Your goal →
Only lines holding the string "base" are wanted; copy each one from the material.

Material for this exercise →
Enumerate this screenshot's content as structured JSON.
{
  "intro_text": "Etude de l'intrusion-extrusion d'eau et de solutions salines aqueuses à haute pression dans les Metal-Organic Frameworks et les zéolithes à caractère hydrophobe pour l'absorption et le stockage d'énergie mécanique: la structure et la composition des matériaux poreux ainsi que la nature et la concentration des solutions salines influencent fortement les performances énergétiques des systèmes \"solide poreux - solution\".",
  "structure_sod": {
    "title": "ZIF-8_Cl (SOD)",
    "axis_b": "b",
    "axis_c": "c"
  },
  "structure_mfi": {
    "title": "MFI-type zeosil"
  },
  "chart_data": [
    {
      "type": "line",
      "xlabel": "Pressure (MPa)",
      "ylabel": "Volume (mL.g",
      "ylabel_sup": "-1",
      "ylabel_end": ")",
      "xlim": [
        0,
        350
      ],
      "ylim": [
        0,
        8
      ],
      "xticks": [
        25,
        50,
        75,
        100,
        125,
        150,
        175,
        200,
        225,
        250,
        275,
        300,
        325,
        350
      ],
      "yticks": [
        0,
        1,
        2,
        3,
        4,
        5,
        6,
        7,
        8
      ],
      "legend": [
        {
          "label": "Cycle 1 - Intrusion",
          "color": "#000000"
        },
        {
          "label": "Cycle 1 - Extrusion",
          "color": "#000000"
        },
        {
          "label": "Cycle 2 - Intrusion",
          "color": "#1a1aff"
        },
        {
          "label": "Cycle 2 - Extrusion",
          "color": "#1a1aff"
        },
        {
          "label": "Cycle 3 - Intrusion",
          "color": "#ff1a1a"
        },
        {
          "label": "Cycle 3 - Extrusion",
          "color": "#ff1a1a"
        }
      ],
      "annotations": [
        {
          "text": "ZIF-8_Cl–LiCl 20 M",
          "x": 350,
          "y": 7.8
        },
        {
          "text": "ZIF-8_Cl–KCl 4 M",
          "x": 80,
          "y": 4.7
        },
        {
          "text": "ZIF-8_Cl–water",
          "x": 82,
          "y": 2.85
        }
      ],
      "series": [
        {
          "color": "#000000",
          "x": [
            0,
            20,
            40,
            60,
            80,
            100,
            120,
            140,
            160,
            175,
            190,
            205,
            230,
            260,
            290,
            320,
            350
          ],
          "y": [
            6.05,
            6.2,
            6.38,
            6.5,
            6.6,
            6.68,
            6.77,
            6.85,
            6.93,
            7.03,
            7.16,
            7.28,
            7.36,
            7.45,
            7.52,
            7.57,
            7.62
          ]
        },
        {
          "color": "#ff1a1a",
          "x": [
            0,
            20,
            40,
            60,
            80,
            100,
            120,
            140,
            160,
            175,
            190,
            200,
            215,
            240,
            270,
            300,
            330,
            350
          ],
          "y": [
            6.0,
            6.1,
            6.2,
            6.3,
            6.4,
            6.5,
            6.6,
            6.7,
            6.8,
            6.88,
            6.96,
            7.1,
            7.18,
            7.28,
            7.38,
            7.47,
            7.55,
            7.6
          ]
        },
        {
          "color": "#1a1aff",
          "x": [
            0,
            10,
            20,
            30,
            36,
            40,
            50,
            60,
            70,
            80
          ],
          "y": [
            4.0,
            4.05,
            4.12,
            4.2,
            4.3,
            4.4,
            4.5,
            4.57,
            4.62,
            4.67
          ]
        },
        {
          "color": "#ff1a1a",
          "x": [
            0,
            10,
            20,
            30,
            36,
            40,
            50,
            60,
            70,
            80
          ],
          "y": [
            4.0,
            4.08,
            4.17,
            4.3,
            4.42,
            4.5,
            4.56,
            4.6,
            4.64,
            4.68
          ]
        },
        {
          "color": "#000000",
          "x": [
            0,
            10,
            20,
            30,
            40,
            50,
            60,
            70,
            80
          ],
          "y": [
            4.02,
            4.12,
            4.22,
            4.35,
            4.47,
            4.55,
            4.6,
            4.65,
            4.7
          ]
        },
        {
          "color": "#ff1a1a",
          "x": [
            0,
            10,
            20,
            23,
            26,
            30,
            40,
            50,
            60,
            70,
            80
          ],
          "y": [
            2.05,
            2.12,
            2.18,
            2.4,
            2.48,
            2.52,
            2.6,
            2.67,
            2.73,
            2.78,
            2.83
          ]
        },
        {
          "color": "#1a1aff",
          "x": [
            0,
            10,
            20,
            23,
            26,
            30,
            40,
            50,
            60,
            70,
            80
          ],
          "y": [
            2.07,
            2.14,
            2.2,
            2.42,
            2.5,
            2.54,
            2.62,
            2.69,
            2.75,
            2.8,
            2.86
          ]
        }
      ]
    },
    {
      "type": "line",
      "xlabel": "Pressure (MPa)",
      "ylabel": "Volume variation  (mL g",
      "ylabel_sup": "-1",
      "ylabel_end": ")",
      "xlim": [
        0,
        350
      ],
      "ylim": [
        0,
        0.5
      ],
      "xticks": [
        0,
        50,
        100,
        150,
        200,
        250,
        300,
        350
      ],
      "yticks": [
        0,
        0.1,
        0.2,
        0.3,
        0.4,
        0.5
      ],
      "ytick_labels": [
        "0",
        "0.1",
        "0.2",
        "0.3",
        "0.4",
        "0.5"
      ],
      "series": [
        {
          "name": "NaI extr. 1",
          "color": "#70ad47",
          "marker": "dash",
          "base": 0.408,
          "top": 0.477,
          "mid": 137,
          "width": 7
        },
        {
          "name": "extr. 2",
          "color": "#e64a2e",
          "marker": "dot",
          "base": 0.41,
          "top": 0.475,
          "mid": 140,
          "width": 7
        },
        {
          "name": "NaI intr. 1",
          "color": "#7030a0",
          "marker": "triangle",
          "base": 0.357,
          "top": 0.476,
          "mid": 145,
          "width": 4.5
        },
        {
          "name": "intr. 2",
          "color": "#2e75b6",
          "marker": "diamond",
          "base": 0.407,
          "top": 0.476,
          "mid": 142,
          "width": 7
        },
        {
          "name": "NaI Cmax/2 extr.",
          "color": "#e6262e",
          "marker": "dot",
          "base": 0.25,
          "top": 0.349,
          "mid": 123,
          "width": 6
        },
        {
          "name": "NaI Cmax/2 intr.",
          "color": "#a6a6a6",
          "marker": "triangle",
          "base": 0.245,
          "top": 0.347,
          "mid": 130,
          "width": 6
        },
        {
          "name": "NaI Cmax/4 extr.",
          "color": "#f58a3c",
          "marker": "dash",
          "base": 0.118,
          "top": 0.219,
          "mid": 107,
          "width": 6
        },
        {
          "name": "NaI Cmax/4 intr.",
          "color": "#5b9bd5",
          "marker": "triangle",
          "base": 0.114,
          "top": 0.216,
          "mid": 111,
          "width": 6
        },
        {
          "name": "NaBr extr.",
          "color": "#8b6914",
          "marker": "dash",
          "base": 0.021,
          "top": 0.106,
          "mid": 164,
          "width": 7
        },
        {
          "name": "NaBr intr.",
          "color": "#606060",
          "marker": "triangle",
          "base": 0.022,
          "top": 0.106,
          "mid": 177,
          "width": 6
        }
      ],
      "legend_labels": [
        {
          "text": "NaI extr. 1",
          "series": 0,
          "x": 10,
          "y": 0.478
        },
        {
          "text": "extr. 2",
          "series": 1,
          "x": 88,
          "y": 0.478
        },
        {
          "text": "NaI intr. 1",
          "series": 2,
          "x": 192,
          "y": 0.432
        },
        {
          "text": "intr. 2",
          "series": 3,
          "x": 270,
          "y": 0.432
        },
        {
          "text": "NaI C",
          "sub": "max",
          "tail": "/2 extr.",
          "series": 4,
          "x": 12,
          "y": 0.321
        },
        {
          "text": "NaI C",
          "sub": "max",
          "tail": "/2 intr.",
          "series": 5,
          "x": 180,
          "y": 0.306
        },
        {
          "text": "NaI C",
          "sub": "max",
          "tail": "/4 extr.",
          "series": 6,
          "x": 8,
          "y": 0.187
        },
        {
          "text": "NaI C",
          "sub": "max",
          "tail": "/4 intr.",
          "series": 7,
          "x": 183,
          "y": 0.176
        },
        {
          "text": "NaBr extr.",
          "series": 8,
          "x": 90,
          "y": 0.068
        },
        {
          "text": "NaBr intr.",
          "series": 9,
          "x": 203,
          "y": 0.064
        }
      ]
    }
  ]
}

---

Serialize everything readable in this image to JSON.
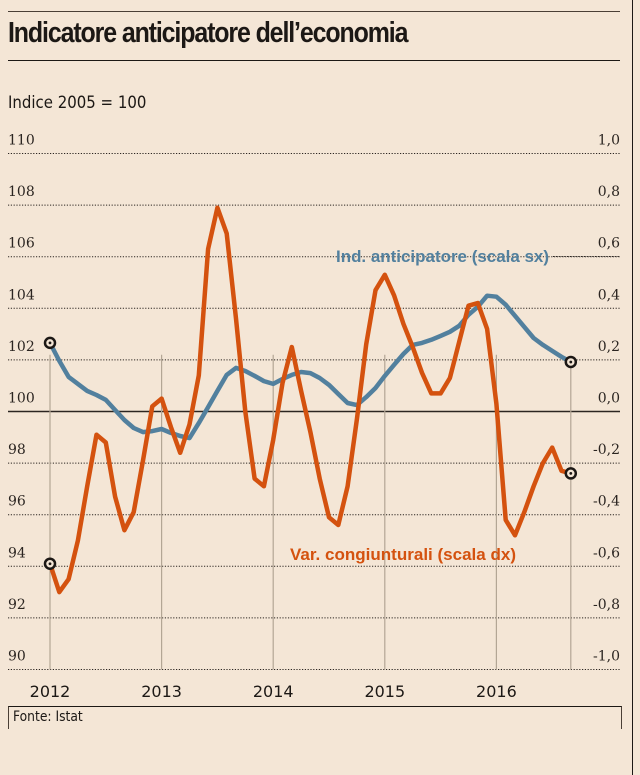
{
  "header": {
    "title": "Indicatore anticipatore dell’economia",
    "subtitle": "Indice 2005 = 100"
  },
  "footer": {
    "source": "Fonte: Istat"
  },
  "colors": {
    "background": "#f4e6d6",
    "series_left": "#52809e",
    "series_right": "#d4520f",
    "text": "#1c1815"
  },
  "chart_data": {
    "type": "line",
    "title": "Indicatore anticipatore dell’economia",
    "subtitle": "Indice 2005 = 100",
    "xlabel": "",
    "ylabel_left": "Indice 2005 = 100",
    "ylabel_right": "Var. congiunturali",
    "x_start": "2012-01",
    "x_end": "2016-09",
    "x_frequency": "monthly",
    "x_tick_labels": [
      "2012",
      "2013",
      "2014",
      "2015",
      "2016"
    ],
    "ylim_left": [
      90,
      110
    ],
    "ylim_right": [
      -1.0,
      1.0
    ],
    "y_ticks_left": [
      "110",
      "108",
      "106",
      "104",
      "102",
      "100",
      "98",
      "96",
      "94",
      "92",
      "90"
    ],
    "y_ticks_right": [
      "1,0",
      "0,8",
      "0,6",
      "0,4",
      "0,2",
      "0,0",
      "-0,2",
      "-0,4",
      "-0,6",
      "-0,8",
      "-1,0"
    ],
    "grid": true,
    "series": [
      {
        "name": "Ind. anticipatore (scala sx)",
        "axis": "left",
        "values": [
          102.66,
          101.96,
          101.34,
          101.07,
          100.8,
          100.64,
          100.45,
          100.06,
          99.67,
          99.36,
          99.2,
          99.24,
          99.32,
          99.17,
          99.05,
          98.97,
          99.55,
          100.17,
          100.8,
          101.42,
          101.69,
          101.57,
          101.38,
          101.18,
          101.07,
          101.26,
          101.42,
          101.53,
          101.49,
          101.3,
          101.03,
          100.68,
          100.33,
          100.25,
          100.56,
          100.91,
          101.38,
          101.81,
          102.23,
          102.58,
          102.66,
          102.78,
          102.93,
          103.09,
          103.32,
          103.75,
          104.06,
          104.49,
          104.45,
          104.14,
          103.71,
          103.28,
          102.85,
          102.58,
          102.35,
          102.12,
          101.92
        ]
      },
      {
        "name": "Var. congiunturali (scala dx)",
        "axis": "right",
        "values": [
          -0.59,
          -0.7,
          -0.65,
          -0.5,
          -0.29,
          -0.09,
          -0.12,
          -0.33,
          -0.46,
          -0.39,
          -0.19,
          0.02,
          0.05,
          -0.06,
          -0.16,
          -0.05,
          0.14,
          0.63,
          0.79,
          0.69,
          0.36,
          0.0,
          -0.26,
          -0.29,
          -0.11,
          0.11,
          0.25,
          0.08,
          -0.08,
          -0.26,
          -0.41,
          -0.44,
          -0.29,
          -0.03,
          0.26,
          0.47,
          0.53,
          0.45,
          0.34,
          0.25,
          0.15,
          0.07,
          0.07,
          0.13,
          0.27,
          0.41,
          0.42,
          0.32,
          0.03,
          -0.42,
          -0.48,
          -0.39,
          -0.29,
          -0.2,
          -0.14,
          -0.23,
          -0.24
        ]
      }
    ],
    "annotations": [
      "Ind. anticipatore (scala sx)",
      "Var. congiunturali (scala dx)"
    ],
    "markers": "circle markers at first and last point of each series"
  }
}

Written response →
          "base": 0.408,
          "base": 0.41,
          "base": 0.357,
          "base": 0.407,
          "base": 0.25,
          "base": 0.245,
          "base": 0.118,
          "base": 0.114,
          "base": 0.021,
          "base": 0.022,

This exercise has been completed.